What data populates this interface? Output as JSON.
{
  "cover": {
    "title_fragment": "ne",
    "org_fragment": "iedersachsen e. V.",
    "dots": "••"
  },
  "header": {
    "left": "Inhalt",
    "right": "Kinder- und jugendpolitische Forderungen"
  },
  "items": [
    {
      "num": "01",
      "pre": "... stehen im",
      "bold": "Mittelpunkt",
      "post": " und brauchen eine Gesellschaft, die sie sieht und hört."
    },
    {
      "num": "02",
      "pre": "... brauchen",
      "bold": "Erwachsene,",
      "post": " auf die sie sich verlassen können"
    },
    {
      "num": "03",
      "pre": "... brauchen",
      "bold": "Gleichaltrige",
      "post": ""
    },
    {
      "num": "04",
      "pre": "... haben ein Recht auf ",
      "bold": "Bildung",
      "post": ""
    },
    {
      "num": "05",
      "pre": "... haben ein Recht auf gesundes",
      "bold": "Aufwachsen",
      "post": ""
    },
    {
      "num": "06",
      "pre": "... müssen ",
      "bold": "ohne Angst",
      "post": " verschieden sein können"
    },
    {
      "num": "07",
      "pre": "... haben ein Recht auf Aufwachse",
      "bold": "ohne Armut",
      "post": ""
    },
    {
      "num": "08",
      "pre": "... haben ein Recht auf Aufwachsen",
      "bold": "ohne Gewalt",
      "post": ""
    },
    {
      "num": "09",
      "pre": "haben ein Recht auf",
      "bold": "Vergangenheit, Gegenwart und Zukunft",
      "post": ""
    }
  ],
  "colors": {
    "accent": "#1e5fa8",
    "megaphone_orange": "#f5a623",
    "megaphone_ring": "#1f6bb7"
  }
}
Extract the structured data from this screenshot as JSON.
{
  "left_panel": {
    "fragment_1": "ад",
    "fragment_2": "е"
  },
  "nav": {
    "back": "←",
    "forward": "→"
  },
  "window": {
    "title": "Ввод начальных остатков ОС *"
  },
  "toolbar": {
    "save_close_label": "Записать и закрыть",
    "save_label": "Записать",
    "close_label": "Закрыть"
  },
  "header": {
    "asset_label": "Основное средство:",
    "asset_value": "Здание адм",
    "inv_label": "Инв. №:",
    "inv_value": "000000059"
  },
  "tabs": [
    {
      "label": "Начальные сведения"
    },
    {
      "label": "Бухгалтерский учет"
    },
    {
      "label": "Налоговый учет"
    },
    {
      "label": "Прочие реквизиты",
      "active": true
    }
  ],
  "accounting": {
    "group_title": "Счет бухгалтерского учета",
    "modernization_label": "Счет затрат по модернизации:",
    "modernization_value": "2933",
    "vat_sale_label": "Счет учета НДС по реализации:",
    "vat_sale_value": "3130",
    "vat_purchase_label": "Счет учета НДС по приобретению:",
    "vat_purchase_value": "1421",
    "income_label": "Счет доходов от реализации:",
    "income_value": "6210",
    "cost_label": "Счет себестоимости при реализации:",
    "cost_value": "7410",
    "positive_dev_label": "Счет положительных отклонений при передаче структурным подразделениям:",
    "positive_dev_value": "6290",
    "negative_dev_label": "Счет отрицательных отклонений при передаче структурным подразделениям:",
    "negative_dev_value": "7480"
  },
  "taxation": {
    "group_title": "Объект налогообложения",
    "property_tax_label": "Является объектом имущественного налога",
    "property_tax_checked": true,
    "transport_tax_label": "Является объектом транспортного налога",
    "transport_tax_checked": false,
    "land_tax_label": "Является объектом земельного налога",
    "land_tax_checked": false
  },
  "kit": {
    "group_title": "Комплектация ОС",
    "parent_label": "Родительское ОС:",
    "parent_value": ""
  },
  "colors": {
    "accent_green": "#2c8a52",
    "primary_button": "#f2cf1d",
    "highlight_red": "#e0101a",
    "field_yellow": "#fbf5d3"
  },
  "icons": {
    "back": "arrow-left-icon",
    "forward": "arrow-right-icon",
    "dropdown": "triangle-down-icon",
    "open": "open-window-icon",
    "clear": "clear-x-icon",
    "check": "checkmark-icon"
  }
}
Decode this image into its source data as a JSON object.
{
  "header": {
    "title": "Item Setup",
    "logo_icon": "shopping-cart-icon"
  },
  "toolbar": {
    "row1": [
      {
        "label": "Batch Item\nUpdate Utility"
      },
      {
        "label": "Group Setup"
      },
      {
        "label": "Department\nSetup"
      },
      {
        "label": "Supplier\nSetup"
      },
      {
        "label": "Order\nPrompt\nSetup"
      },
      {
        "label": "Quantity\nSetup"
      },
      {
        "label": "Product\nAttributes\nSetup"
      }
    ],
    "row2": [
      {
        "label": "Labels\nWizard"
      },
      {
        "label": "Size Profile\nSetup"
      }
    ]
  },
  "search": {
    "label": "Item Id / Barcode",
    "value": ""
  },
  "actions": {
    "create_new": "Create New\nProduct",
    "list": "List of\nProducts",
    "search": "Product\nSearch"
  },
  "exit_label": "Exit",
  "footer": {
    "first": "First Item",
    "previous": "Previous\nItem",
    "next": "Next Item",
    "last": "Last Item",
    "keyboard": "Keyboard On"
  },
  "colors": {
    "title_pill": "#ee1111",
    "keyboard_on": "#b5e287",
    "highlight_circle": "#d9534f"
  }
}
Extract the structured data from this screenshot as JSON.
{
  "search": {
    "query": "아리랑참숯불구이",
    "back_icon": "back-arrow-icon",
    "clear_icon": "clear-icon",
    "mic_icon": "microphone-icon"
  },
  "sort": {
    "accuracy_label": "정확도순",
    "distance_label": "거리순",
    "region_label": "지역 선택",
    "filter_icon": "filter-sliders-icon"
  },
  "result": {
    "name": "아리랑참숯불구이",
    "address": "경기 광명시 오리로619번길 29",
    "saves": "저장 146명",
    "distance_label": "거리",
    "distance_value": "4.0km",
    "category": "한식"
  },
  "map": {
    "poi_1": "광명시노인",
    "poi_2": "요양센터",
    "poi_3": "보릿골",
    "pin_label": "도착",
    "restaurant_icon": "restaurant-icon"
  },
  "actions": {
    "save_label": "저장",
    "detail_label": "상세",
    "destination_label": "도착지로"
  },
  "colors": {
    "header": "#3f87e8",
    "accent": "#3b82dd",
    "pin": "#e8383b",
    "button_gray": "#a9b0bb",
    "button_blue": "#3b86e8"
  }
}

=====

Stated task
Copy out every line that includes the word "JSON".

Problem solution
What data populates this interface? Output as JSON.
Extract the structured data from this screenshot as JSON.
Decode this image into its source data as a JSON object.
Extract the structured data from this screenshot as JSON.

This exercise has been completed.